▶ **YOUR GOAL**
Rewrite the lines as a numbered list with blank lines omitted, starting at the first line of the records and ending after the line that contains "table-header: 阻尼比(%) (784, 92, 870, 113)".

=-=-=-=-=

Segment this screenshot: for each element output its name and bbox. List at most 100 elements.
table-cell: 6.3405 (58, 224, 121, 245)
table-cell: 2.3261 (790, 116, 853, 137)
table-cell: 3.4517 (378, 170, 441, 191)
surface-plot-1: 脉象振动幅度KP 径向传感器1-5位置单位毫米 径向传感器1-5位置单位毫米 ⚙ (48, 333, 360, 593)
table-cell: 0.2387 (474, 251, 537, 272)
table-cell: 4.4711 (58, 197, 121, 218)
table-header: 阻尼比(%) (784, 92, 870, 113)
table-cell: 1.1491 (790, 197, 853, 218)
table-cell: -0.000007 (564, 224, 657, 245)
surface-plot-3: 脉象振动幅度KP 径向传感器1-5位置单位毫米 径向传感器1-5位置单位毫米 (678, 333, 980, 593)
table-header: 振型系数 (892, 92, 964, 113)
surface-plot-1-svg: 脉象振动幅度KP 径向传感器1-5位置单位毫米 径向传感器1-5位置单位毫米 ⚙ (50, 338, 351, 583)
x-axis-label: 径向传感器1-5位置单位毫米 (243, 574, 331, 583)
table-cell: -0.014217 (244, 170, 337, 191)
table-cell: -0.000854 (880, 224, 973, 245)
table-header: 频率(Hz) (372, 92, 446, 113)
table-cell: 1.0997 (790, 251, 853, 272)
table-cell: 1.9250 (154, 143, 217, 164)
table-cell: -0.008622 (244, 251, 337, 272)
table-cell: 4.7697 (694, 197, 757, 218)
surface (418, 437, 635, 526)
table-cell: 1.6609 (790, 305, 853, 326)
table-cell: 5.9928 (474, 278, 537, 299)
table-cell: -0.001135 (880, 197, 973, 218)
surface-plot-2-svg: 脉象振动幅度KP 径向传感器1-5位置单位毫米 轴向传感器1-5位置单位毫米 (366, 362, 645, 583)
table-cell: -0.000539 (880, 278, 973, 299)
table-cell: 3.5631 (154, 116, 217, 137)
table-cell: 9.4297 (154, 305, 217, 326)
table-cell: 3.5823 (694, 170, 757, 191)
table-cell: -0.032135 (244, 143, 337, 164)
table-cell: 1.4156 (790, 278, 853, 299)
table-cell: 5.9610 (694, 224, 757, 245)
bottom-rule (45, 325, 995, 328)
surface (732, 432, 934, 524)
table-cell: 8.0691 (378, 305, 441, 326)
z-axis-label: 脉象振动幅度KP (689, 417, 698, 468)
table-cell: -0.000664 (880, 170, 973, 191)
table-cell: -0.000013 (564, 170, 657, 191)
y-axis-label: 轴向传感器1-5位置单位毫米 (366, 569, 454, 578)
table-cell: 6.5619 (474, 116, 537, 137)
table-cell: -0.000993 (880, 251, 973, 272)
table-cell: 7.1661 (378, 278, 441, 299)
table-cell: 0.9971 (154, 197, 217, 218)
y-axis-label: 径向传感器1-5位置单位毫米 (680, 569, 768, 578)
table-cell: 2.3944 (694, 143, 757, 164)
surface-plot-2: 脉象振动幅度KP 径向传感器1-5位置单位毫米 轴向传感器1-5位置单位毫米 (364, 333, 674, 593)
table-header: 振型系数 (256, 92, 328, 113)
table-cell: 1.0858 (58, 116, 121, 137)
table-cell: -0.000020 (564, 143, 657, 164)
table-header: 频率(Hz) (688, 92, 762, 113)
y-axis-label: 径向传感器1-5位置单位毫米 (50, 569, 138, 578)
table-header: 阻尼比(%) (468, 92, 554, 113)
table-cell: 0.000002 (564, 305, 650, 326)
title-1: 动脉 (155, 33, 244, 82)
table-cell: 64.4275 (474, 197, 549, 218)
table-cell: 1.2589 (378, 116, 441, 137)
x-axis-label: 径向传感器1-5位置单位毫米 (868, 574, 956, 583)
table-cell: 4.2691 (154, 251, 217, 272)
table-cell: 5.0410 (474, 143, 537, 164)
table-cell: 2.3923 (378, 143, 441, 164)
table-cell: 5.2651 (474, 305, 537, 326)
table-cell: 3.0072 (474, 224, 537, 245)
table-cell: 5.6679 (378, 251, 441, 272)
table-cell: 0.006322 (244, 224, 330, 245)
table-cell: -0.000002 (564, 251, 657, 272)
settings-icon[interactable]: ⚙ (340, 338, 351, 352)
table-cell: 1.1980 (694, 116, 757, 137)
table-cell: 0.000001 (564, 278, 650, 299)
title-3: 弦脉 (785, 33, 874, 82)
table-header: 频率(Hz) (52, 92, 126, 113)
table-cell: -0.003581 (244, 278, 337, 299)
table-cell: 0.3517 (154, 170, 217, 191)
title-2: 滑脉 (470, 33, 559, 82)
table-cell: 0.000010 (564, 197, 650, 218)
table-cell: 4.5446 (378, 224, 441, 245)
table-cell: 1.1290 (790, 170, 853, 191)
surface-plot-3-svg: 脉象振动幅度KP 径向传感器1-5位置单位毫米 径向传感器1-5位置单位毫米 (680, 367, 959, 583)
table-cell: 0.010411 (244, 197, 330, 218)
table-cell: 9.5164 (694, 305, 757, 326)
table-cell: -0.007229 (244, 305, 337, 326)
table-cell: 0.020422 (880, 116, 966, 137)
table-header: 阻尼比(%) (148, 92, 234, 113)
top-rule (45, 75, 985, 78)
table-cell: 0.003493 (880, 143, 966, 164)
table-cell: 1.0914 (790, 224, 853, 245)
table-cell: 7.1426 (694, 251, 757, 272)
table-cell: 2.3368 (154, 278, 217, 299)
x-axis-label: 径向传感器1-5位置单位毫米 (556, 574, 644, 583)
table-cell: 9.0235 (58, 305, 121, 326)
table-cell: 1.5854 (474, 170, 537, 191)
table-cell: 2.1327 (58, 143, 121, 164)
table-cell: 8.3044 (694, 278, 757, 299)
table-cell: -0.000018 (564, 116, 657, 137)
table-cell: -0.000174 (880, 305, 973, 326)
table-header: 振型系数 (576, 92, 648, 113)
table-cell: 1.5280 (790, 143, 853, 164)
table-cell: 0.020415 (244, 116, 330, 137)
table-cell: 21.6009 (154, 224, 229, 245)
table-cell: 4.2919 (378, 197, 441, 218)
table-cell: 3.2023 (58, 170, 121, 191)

=-=-=-=-=

▶ **SOLUTION FOR THIS TASK**
1. Segment this screenshot: for each element output its name and bbox. List at most 100 elements.
2. table-cell: 6.3405 (58, 224, 121, 245)
3. table-cell: 2.3261 (790, 116, 853, 137)
4. table-cell: 3.4517 (378, 170, 441, 191)
5. surface-plot-1: 脉象振动幅度KP 径向传感器1-5位置单位毫米 径向传感器1-5位置单位毫米 ⚙ (48, 333, 360, 593)
6. table-cell: 0.2387 (474, 251, 537, 272)
7. table-cell: 4.4711 (58, 197, 121, 218)
8. table-header: 阻尼比(%) (784, 92, 870, 113)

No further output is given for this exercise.